Data entries
= = = = =
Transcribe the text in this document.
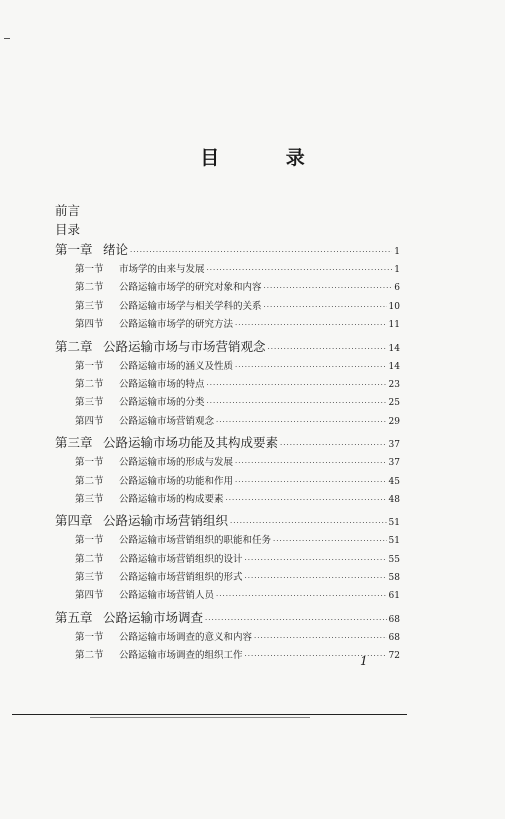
目 录
前言
目录
第一章 绪论 ·····	1
第一节	市场学的由来与发展 ·····	1
第二节	公路运输市场学的研究对象和内容 ·····	6
第三节	公路运输市场学与相关学科的关系 ·····	10
第四节	公路运输市场学的研究方法 ·····	11
第二章 公路运输市场与市场营销观念 ·····	14
第一节	公路运输市场的涵义及性质 ·····	14
第二节	公路运输市场的特点 ·····	23
第三节	公路运输市场的分类 ·····	25
第四节	公路运输市场营销观念 ·····	29
第三章 公路运输市场功能及其构成要素 ·····	37
第一节	公路运输市场的形成与发展 ·····	37
第二节	公路运输市场的功能和作用 ·····	45
第三节	公路运输市场的构成要素 ·····	48
第四章 公路运输市场营销组织 ·····	51
第一节	公路运输市场营销组织的职能和任务 ·····	51
第二节	公路运输市场营销组织的设计 ·····	55
第三节	公路运输市场营销组织的形式 ·····	58
第四节	公路运输市场营销人员 ·····	61
第五章 公路运输市场调查 ·····	68
第一节	公路运输市场调查的意义和内容 ·····	68
第二节	公路运输市场调查的组织工作 ·····	72
1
= = = = =
**What the task requires**
Your copy should match the entries exactly, minus the pictures.

**Output of the task**
Transcribe the text in this document.
目 录
前言
目录
第一章 绪论 ·····	1
第一节	市场学的由来与发展 ·····	1
第二节	公路运输市场学的研究对象和内容 ·····	6
第三节	公路运输市场学与相关学科的关系 ·····	10
第四节	公路运输市场学的研究方法 ·····	11
第二章 公路运输市场与市场营销观念 ·····	14
第一节	公路运输市场的涵义及性质 ·····	14
第二节	公路运输市场的特点 ·····	23
第三节	公路运输市场的分类 ·····	25
第四节	公路运输市场营销观念 ·····	29
第三章 公路运输市场功能及其构成要素 ·····	37
第一节	公路运输市场的形成与发展 ·····	37
第二节	公路运输市场的功能和作用 ·····	45
第三节	公路运输市场的构成要素 ·····	48
第四章 公路运输市场营销组织 ·····	51
第一节	公路运输市场营销组织的职能和任务 ·····	51
第二节	公路运输市场营销组织的设计 ·····	55
第三节	公路运输市场营销组织的形式 ·····	58
第四节	公路运输市场营销人员 ·····	61
第五章 公路运输市场调查 ·····	68
第一节	公路运输市场调查的意义和内容 ·····	68
第二节	公路运输市场调查的组织工作 ·····	72
1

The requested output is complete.